• **GOAL OF THE EXERCISE**: Using the listing below, give the number of lines where "neck" appears, and nothing else.

• **DATA SECTION**:
■ ■ ■ ■ ■ ■ ■

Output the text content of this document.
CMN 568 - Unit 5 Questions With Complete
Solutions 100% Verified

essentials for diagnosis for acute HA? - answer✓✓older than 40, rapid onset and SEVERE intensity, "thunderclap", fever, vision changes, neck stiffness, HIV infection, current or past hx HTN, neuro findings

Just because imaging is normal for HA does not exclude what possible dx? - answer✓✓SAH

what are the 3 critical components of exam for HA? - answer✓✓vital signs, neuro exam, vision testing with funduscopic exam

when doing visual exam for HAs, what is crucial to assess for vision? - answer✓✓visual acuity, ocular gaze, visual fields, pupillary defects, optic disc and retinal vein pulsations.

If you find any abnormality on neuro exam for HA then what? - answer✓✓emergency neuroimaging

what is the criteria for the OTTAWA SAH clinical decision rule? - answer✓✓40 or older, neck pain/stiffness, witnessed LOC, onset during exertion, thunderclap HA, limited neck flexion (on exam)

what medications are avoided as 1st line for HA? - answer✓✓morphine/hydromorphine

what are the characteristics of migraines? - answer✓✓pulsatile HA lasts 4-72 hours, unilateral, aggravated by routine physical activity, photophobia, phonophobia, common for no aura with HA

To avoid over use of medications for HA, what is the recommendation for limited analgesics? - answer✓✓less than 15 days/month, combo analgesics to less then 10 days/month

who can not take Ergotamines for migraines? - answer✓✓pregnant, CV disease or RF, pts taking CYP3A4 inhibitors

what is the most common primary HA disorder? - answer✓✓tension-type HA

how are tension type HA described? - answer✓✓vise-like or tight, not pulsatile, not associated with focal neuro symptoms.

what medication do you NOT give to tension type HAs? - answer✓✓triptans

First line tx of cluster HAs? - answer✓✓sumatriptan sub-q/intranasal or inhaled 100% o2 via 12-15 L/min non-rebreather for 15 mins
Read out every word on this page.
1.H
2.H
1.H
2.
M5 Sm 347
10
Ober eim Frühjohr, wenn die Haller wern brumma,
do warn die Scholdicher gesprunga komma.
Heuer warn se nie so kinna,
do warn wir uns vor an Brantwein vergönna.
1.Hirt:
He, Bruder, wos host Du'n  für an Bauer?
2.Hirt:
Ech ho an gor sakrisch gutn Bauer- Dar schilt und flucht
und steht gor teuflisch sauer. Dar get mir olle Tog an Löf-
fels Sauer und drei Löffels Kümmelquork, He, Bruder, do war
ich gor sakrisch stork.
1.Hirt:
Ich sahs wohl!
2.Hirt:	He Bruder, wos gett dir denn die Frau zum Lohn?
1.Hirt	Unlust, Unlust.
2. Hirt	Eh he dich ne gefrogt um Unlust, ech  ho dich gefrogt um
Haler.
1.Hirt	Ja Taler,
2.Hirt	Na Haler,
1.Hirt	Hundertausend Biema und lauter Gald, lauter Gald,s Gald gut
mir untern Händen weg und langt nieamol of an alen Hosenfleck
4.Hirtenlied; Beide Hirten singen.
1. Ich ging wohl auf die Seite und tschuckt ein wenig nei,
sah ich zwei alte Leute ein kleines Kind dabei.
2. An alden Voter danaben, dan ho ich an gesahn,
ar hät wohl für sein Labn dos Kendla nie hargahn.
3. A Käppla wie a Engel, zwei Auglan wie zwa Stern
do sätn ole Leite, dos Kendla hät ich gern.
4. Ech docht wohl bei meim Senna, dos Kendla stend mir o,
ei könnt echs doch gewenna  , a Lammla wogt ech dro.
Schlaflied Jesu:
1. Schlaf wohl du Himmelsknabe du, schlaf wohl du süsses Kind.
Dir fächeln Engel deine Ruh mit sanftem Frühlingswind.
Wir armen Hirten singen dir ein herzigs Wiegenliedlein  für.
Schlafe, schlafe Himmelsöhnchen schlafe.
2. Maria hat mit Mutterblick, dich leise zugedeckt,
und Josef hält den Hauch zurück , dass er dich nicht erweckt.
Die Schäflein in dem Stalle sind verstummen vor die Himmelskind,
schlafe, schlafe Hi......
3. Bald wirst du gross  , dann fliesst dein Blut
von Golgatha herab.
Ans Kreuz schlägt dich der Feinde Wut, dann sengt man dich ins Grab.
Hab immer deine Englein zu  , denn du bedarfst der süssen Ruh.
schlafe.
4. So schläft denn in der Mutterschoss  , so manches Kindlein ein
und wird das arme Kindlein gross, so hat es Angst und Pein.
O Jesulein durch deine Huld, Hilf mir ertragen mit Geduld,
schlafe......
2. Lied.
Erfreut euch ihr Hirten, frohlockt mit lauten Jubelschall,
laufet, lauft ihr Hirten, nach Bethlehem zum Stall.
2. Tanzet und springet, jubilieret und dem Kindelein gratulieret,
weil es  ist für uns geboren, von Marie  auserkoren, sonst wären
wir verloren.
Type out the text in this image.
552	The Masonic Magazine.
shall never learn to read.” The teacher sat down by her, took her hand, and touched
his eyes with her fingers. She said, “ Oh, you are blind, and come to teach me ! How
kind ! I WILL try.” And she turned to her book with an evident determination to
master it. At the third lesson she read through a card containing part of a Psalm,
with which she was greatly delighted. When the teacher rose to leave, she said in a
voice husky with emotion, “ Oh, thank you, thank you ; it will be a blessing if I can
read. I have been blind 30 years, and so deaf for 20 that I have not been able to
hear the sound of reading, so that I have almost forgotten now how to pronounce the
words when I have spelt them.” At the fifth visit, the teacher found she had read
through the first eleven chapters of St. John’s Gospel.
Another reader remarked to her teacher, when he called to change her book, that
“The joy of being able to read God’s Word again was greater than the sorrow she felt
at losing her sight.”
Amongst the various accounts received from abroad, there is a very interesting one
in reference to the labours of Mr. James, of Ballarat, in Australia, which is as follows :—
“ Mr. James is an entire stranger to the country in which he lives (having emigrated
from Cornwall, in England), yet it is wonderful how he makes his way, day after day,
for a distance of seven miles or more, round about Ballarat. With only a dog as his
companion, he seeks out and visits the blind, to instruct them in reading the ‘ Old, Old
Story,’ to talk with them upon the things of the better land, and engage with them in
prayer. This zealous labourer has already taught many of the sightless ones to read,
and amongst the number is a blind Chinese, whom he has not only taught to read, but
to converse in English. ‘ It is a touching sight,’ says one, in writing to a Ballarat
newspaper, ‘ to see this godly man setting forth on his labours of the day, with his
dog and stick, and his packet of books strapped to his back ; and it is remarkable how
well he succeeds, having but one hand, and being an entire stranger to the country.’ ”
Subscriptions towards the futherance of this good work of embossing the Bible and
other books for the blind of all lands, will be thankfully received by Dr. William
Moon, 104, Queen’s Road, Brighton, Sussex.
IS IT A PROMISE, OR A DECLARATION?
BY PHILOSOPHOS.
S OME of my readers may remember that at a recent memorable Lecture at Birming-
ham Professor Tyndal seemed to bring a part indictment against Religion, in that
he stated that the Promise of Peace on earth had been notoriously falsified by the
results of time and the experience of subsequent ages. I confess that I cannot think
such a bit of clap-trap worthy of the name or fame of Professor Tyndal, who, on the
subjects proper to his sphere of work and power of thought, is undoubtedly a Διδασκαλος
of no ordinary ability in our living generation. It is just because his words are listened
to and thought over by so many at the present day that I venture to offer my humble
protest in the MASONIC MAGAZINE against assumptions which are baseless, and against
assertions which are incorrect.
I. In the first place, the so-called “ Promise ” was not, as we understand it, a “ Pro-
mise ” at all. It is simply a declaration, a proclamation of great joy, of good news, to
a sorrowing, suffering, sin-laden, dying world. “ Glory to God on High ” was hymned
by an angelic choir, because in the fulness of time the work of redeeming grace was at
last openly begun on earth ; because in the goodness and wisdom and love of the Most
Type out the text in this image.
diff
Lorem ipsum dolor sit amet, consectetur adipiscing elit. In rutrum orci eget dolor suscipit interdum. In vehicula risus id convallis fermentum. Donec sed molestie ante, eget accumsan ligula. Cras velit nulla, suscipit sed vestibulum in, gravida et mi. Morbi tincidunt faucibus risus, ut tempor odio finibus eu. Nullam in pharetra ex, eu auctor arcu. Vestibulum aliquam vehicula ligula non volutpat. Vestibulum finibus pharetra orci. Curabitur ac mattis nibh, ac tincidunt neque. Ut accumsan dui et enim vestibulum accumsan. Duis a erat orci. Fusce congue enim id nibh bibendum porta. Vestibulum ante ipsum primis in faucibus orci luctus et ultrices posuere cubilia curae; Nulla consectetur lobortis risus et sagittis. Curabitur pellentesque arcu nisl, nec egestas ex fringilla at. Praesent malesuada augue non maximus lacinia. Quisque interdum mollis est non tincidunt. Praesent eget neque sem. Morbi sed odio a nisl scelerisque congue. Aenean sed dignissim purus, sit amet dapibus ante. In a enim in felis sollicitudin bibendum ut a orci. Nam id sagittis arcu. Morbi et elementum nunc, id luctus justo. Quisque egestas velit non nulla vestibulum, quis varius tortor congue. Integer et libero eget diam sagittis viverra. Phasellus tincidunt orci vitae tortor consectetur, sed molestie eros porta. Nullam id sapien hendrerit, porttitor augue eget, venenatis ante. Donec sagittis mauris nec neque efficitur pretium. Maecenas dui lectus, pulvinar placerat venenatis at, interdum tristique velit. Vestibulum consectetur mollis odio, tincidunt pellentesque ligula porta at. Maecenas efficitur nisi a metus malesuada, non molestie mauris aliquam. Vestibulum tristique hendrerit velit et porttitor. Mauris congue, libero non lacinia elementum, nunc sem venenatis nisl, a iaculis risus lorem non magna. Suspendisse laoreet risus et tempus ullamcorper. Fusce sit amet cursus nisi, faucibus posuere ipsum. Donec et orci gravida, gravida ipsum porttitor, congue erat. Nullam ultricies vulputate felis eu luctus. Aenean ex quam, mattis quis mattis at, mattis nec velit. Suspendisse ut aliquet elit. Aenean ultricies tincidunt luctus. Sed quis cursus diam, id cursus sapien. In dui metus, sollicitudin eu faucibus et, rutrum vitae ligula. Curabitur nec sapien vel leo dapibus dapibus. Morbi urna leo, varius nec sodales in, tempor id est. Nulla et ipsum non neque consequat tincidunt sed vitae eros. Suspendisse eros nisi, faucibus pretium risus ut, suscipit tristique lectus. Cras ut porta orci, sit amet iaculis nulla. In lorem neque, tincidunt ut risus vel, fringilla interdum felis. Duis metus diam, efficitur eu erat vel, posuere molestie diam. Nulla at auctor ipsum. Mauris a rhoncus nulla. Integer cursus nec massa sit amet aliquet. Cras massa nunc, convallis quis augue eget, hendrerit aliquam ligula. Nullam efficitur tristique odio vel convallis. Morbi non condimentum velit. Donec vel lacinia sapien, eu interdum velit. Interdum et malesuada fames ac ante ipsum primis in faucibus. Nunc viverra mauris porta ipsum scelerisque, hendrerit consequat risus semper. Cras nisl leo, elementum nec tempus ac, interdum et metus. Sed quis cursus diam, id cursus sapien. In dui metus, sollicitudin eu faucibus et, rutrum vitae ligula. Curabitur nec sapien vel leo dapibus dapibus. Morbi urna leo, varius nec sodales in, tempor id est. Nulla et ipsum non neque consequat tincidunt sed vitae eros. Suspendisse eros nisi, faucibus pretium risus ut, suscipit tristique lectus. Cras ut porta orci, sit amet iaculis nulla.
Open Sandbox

■ ■ ■ ■ ■ ■ ■

• **FULL RESPONSE**: 2